### Instrucciones de trabajo
Prosigue la redacción del texto sobre la renta fija a partir de su última línea.

### Texto extraído
============

En el imaginario colectivo, la renta fija ha sido durante décadas sinónimo de seguridad, estabilidad y previsibilidad. Quien adquiría un Bono del Estado, una Letra del Tesoro o una Obligación corporativa esperaba recibir, a cambio de su inversión, una rentabilidad predecible en forma de intereses periódicos y la devolución del capital al vencimiento. Sin embargo, esta percepción, aunque válida en determinados contextos, se desdibuja cuando se comprende que la “fijeza” de la renta fija no implica inmutabilidad en su valor ni certeza de rentabilidad en cualquier momento del tiempo. Porque la realidad es que la renta fija no es tan fija como su nombre sugiere.
¿Qué es
realmente la renta fija?

============

### Información proporcionada
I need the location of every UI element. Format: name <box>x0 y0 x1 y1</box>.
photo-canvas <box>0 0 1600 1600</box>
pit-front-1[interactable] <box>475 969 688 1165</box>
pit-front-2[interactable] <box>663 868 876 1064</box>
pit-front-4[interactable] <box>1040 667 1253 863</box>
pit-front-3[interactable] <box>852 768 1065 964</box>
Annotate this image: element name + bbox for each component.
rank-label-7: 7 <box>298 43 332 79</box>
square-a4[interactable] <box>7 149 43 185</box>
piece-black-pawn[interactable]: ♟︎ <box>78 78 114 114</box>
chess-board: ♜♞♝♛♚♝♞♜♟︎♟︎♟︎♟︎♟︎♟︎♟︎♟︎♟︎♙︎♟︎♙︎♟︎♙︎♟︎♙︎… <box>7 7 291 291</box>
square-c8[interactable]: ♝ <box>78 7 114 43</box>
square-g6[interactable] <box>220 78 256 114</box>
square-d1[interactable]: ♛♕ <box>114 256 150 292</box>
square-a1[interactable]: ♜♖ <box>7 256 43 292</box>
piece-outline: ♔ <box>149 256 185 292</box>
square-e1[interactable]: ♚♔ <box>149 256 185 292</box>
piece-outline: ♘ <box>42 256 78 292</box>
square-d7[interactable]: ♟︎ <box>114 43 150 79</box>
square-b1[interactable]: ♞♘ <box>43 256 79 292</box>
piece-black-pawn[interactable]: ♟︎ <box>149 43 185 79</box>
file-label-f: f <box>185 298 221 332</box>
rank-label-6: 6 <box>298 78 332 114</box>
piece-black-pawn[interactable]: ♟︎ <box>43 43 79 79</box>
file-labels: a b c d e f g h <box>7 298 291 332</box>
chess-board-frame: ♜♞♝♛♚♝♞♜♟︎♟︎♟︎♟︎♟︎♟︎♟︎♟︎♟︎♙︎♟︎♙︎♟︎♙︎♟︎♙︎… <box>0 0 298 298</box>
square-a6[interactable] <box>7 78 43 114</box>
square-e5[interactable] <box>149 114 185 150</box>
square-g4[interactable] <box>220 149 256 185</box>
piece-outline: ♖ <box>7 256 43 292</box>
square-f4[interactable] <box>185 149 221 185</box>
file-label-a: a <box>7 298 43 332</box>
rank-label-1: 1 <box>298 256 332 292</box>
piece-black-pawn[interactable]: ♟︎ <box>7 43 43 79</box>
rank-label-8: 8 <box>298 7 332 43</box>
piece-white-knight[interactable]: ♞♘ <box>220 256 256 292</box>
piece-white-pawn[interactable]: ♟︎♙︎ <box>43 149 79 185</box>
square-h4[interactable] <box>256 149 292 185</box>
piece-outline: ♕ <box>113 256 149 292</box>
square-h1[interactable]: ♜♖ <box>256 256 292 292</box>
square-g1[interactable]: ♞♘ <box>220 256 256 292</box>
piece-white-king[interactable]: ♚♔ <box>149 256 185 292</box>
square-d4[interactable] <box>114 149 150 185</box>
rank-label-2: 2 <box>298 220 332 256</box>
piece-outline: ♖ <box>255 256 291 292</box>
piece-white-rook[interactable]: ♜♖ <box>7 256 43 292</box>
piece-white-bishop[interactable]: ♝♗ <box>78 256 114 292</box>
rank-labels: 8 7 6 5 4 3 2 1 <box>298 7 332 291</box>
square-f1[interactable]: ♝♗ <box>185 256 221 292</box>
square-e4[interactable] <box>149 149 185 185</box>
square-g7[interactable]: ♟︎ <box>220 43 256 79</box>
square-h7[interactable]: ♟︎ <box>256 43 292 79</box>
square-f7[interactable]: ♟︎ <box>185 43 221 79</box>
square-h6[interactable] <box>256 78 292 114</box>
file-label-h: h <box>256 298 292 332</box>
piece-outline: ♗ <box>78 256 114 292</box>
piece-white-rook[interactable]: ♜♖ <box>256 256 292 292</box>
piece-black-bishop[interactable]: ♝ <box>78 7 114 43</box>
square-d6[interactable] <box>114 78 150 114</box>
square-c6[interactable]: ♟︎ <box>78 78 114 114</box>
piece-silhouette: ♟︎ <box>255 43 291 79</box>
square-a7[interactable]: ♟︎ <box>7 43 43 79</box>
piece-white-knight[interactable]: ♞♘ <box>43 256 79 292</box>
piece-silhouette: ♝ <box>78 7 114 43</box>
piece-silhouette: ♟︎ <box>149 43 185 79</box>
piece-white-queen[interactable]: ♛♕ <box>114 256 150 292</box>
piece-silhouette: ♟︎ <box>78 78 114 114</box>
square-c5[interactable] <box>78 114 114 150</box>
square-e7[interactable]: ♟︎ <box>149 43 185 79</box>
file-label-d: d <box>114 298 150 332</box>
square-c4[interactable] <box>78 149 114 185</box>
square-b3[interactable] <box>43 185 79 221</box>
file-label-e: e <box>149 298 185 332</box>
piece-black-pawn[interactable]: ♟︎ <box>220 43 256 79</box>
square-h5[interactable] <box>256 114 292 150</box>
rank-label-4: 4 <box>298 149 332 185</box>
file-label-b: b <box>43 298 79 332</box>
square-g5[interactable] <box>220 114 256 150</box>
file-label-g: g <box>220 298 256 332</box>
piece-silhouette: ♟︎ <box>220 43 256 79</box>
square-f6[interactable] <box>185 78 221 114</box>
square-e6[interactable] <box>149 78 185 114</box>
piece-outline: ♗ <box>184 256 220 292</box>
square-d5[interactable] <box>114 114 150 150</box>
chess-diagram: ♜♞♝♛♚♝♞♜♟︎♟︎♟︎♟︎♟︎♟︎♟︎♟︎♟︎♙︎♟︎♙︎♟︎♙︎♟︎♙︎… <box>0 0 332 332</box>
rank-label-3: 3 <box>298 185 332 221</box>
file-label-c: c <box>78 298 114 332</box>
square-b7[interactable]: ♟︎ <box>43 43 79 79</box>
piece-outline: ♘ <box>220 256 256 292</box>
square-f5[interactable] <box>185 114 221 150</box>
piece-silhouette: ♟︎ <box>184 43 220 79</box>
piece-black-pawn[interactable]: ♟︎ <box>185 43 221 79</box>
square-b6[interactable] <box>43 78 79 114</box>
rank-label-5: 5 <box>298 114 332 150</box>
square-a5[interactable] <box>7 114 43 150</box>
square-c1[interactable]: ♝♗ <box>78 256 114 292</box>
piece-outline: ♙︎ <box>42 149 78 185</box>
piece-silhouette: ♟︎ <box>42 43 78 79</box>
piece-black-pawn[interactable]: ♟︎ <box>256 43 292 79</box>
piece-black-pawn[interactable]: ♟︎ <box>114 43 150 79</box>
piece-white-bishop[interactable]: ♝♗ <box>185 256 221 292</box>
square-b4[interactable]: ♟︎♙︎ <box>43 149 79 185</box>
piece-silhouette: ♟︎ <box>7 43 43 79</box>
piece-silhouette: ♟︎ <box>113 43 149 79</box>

============

### Respuesta del ejercicio
La renta fija es una categoría de
activos financieros que incluye productos como bonos, obligaciones o letras,
emitidos por gobiernos, empresas u otras entidades con el objetivo de
financiarse. A cambio, el inversor recibe pagos periódicos (cupones) y, al
vencimiento del título, la devolución del importe prestado (valor nominal).
Hasta aquí, todo parece “fijo”: la
rentabilidad se conoce de antemano (si se mantiene hasta el vencimiento) y el
capital se recupera, salvo impago. Pero la clave está en esa última condición: si
se mantiene hasta el vencimiento. Y es aquí donde entra en juego la
mecánica del mercado secundario y la influencia determinante de los tipos de
interés.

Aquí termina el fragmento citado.